**Prompt**: State the number of lines that contain "this", with no other text.

**Data excerpts**:
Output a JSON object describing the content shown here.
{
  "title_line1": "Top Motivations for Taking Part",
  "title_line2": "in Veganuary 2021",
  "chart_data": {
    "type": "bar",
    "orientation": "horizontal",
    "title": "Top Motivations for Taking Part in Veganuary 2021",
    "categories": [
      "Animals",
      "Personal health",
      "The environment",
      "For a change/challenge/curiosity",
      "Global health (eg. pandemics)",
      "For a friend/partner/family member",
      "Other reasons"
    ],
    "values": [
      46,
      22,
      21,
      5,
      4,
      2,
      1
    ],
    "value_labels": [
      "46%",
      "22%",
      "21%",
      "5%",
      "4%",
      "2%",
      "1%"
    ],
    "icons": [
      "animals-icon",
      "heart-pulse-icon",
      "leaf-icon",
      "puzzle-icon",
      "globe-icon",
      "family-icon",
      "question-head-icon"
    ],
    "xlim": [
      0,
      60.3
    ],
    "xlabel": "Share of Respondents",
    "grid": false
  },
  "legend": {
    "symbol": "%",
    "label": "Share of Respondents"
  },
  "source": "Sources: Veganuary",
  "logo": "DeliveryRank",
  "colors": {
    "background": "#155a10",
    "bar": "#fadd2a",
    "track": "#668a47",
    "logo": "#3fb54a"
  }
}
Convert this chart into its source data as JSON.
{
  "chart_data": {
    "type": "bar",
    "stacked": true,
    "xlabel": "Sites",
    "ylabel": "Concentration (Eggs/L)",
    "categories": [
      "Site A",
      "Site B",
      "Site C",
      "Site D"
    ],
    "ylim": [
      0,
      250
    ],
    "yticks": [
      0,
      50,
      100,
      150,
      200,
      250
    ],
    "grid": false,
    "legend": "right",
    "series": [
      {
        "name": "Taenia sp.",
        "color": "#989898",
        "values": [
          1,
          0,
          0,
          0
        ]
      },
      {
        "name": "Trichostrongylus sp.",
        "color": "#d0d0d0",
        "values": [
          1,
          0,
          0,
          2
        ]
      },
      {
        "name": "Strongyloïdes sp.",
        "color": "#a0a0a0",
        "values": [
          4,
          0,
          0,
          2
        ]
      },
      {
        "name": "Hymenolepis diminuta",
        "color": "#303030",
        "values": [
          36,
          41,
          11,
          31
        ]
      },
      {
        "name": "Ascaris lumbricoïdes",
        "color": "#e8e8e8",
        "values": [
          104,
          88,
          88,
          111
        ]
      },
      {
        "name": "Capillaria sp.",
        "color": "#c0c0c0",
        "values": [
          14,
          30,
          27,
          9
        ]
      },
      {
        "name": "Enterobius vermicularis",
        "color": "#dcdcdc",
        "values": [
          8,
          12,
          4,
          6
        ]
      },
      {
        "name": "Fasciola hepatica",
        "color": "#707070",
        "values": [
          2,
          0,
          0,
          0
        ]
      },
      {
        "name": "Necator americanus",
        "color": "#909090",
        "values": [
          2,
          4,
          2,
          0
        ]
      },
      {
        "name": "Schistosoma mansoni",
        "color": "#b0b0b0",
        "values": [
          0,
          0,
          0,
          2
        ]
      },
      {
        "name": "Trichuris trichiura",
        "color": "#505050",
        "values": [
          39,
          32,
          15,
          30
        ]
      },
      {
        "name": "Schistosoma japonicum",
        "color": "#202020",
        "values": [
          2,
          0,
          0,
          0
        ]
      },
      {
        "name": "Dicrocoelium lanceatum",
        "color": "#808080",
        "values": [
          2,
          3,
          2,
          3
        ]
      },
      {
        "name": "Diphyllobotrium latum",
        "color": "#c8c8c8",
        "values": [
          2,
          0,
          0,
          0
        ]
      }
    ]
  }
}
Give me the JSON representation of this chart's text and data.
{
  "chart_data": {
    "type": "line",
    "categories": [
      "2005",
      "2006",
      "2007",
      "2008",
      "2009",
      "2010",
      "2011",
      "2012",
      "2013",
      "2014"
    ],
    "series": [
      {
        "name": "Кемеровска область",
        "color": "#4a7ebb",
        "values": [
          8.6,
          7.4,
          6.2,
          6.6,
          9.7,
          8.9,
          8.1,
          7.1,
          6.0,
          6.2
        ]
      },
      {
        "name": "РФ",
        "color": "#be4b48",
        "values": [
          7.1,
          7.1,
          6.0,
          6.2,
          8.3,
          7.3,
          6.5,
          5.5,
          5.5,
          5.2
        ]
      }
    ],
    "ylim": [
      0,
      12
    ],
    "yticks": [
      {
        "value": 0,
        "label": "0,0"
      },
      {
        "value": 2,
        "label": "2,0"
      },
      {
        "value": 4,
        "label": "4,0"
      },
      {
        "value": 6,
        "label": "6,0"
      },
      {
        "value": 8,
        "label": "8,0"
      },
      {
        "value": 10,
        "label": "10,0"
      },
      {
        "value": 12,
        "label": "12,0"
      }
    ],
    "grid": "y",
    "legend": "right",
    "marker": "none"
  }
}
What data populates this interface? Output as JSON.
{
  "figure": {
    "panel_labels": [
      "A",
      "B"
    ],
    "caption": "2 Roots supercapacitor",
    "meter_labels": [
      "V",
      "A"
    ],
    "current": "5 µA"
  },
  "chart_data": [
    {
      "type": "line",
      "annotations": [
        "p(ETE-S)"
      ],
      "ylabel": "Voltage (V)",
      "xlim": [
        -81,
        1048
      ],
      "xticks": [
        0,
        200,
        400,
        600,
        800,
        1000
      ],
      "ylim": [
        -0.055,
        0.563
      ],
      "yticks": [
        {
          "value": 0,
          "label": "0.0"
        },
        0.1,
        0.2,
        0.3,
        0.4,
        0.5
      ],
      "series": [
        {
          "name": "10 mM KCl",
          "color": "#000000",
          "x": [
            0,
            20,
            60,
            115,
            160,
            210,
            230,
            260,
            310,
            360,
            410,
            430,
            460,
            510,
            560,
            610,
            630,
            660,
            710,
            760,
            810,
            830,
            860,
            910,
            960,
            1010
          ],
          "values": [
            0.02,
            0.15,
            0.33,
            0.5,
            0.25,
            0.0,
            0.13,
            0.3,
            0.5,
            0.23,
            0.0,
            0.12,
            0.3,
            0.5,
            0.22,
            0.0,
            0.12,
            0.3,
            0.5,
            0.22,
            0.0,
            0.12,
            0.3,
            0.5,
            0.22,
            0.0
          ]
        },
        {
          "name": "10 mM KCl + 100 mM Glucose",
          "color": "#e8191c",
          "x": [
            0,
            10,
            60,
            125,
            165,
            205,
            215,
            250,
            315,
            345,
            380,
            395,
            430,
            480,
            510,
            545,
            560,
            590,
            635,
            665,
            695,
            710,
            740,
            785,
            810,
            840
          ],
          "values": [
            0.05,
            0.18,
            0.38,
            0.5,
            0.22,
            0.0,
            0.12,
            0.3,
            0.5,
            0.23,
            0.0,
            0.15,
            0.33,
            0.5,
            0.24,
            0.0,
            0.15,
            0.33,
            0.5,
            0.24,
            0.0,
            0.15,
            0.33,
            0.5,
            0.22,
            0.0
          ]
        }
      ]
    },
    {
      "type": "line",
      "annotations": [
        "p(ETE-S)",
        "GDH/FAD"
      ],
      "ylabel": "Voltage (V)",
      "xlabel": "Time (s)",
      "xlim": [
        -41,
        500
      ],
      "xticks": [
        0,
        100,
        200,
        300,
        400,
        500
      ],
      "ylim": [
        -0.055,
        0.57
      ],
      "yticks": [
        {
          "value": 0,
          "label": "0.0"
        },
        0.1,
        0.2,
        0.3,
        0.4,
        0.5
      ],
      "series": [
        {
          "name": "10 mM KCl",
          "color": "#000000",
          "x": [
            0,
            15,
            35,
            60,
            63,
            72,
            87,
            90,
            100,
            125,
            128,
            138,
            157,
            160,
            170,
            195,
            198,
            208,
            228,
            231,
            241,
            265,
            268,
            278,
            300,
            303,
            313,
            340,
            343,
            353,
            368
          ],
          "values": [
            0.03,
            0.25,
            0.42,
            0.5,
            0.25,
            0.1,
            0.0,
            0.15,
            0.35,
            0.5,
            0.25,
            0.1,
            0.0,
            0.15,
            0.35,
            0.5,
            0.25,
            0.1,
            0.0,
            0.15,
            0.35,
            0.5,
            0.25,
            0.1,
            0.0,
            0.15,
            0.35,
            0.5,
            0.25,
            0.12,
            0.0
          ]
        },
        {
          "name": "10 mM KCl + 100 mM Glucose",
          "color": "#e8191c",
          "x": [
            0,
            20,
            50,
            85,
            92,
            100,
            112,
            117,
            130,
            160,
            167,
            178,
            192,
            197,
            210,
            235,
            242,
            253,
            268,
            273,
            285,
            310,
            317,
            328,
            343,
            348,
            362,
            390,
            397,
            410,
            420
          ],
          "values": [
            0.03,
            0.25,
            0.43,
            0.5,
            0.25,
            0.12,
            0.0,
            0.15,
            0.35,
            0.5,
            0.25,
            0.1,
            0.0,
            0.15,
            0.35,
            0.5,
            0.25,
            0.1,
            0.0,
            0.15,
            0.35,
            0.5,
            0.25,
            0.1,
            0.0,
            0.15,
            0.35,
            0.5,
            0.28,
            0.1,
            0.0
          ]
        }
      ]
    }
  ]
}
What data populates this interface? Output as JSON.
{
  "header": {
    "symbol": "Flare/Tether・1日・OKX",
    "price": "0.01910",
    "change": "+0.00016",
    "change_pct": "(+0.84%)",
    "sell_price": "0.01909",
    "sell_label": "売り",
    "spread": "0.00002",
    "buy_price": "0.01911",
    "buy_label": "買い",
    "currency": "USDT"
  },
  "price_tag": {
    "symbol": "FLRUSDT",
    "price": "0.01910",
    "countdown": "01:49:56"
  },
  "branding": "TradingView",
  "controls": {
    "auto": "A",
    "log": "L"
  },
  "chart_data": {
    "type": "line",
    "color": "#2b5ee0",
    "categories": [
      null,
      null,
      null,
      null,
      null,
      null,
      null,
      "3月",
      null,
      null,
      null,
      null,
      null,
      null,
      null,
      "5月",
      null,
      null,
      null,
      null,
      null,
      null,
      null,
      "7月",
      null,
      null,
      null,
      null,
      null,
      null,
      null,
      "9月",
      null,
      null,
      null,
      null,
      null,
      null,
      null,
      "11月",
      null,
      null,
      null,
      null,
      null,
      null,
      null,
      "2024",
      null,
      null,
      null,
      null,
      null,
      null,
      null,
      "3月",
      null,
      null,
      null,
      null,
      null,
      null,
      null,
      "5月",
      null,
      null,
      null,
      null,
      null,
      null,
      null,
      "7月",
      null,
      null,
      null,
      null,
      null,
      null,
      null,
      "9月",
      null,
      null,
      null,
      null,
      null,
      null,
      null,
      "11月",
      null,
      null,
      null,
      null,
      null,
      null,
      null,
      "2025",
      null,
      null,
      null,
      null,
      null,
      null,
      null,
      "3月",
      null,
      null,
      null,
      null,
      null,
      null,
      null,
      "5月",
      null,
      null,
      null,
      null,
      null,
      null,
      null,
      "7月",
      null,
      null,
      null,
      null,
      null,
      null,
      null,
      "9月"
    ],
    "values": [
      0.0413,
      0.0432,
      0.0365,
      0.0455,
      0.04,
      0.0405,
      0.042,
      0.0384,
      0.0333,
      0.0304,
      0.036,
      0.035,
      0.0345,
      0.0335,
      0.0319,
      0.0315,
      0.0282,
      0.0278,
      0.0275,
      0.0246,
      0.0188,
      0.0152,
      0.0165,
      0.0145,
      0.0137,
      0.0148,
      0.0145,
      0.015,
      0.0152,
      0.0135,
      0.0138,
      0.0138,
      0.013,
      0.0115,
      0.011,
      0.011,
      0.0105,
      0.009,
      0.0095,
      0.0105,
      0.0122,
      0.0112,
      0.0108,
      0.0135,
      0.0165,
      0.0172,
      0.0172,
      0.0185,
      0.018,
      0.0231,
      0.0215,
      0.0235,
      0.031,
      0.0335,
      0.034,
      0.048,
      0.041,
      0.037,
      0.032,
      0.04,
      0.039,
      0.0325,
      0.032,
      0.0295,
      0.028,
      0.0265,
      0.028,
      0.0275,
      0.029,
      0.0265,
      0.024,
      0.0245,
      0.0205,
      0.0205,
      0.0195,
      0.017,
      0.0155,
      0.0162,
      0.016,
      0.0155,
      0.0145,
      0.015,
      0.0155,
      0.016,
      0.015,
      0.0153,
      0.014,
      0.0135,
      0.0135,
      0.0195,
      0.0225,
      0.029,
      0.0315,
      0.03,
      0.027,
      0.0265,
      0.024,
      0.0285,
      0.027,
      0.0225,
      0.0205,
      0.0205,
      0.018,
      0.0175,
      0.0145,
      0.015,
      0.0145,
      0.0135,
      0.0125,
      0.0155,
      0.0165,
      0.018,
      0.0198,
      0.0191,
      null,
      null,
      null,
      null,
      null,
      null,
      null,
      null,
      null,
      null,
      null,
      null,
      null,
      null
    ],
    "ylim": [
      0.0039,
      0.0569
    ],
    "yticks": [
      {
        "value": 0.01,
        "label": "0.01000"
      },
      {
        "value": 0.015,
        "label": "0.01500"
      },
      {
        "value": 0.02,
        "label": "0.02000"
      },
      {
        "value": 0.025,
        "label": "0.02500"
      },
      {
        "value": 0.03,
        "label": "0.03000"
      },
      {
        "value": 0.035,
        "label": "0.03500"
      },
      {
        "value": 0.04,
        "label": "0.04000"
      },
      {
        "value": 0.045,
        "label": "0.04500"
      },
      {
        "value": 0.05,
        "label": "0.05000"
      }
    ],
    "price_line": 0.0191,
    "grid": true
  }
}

**Completed exercise**: 4